- STATED GOAL -
Make an exact copy of the lines, leaving the pictures out.

- ENTRIES PROVIDED -
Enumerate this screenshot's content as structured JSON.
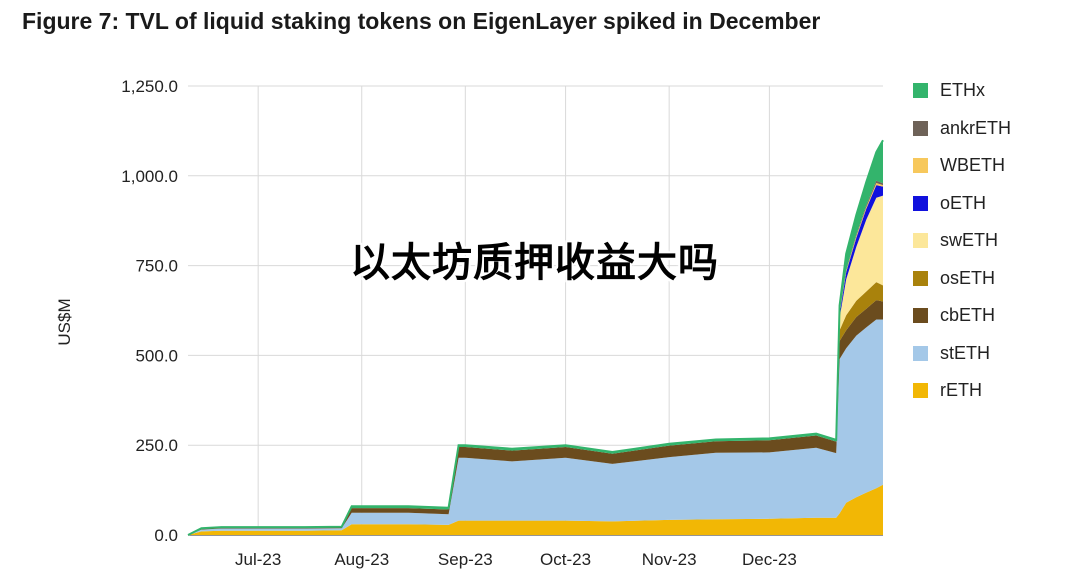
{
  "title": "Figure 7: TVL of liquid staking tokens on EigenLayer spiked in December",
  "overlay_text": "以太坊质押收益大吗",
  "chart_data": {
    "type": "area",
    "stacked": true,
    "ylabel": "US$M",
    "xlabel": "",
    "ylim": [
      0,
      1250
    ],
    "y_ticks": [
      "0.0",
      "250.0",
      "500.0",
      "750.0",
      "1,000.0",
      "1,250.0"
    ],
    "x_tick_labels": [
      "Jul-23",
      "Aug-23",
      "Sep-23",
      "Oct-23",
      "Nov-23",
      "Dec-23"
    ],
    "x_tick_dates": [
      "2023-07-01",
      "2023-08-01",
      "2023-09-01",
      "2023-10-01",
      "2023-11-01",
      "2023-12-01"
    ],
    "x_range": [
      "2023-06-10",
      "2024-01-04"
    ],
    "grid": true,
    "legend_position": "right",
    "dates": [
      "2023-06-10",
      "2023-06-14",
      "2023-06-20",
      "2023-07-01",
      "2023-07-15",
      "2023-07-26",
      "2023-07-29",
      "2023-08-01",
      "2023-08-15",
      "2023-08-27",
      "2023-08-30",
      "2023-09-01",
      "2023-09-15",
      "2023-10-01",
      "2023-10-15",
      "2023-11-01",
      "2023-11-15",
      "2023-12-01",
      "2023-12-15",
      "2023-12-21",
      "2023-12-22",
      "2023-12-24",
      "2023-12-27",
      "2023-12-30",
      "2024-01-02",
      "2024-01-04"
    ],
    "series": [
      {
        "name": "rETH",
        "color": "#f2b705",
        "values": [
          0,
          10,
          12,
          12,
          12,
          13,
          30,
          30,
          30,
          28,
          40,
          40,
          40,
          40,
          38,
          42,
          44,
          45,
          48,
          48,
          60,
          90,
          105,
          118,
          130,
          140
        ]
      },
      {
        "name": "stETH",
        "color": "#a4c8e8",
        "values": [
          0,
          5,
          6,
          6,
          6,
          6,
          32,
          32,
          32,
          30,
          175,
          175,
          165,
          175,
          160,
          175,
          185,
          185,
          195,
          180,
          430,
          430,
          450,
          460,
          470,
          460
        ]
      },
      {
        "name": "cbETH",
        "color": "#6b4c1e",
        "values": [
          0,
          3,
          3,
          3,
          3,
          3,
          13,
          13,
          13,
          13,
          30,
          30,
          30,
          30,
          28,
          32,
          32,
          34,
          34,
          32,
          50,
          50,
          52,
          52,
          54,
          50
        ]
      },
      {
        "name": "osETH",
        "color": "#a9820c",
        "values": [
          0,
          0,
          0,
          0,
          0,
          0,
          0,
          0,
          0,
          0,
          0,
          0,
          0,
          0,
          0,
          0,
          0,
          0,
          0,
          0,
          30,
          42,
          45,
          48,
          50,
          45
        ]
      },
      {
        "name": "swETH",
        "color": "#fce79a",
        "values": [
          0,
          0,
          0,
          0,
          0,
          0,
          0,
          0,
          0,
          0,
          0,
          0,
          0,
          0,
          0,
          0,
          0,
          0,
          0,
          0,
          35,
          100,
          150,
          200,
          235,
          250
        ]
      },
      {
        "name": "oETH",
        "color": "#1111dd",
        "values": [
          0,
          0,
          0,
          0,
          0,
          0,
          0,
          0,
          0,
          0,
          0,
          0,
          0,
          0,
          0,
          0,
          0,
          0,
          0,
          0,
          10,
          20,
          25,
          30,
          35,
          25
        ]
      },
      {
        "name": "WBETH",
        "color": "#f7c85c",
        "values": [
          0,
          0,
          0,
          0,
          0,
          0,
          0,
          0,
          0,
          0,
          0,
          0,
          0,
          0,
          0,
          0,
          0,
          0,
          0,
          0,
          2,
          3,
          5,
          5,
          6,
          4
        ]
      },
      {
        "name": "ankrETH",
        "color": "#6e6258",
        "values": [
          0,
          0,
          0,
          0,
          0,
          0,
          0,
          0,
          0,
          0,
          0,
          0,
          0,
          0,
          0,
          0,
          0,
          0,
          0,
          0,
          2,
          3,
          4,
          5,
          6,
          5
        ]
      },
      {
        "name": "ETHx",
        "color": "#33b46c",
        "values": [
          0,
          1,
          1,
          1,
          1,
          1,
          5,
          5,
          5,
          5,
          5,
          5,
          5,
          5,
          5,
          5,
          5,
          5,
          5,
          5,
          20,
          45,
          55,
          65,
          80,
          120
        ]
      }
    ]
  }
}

- THE OUTPUT -
Enumerate this screenshot's content as structured JSON.
{
  "title": "Figure 7: TVL of liquid staking tokens on EigenLayer spiked in December",
  "overlay_text": "以太坊质押收益大吗",
  "chart_data": {
    "type": "area",
    "stacked": true,
    "ylabel": "US$M",
    "xlabel": "",
    "ylim": [
      0,
      1250
    ],
    "y_ticks": [
      "0.0",
      "250.0",
      "500.0",
      "750.0",
      "1,000.0",
      "1,250.0"
    ],
    "x_tick_labels": [
      "Jul-23",
      "Aug-23",
      "Sep-23",
      "Oct-23",
      "Nov-23",
      "Dec-23"
    ],
    "x_tick_dates": [
      "2023-07-01",
      "2023-08-01",
      "2023-09-01",
      "2023-10-01",
      "2023-11-01",
      "2023-12-01"
    ],
    "x_range": [
      "2023-06-10",
      "2024-01-04"
    ],
    "grid": true,
    "legend_position": "right",
    "dates": [
      "2023-06-10",
      "2023-06-14",
      "2023-06-20",
      "2023-07-01",
      "2023-07-15",
      "2023-07-26",
      "2023-07-29",
      "2023-08-01",
      "2023-08-15",
      "2023-08-27",
      "2023-08-30",
      "2023-09-01",
      "2023-09-15",
      "2023-10-01",
      "2023-10-15",
      "2023-11-01",
      "2023-11-15",
      "2023-12-01",
      "2023-12-15",
      "2023-12-21",
      "2023-12-22",
      "2023-12-24",
      "2023-12-27",
      "2023-12-30",
      "2024-01-02",
      "2024-01-04"
    ],
    "series": [
      {
        "name": "rETH",
        "color": "#f2b705",
        "values": [
          0,
          10,
          12,
          12,
          12,
          13,
          30,
          30,
          30,
          28,
          40,
          40,
          40,
          40,
          38,
          42,
          44,
          45,
          48,
          48,
          60,
          90,
          105,
          118,
          130,
          140
        ]
      },
      {
        "name": "stETH",
        "color": "#a4c8e8",
        "values": [
          0,
          5,
          6,
          6,
          6,
          6,
          32,
          32,
          32,
          30,
          175,
          175,
          165,
          175,
          160,
          175,
          185,
          185,
          195,
          180,
          430,
          430,
          450,
          460,
          470,
          460
        ]
      },
      {
        "name": "cbETH",
        "color": "#6b4c1e",
        "values": [
          0,
          3,
          3,
          3,
          3,
          3,
          13,
          13,
          13,
          13,
          30,
          30,
          30,
          30,
          28,
          32,
          32,
          34,
          34,
          32,
          50,
          50,
          52,
          52,
          54,
          50
        ]
      },
      {
        "name": "osETH",
        "color": "#a9820c",
        "values": [
          0,
          0,
          0,
          0,
          0,
          0,
          0,
          0,
          0,
          0,
          0,
          0,
          0,
          0,
          0,
          0,
          0,
          0,
          0,
          0,
          30,
          42,
          45,
          48,
          50,
          45
        ]
      },
      {
        "name": "swETH",
        "color": "#fce79a",
        "values": [
          0,
          0,
          0,
          0,
          0,
          0,
          0,
          0,
          0,
          0,
          0,
          0,
          0,
          0,
          0,
          0,
          0,
          0,
          0,
          0,
          35,
          100,
          150,
          200,
          235,
          250
        ]
      },
      {
        "name": "oETH",
        "color": "#1111dd",
        "values": [
          0,
          0,
          0,
          0,
          0,
          0,
          0,
          0,
          0,
          0,
          0,
          0,
          0,
          0,
          0,
          0,
          0,
          0,
          0,
          0,
          10,
          20,
          25,
          30,
          35,
          25
        ]
      },
      {
        "name": "WBETH",
        "color": "#f7c85c",
        "values": [
          0,
          0,
          0,
          0,
          0,
          0,
          0,
          0,
          0,
          0,
          0,
          0,
          0,
          0,
          0,
          0,
          0,
          0,
          0,
          0,
          2,
          3,
          5,
          5,
          6,
          4
        ]
      },
      {
        "name": "ankrETH",
        "color": "#6e6258",
        "values": [
          0,
          0,
          0,
          0,
          0,
          0,
          0,
          0,
          0,
          0,
          0,
          0,
          0,
          0,
          0,
          0,
          0,
          0,
          0,
          0,
          2,
          3,
          4,
          5,
          6,
          5
        ]
      },
      {
        "name": "ETHx",
        "color": "#33b46c",
        "values": [
          0,
          1,
          1,
          1,
          1,
          1,
          5,
          5,
          5,
          5,
          5,
          5,
          5,
          5,
          5,
          5,
          5,
          5,
          5,
          5,
          20,
          45,
          55,
          65,
          80,
          120
        ]
      }
    ]
  }
}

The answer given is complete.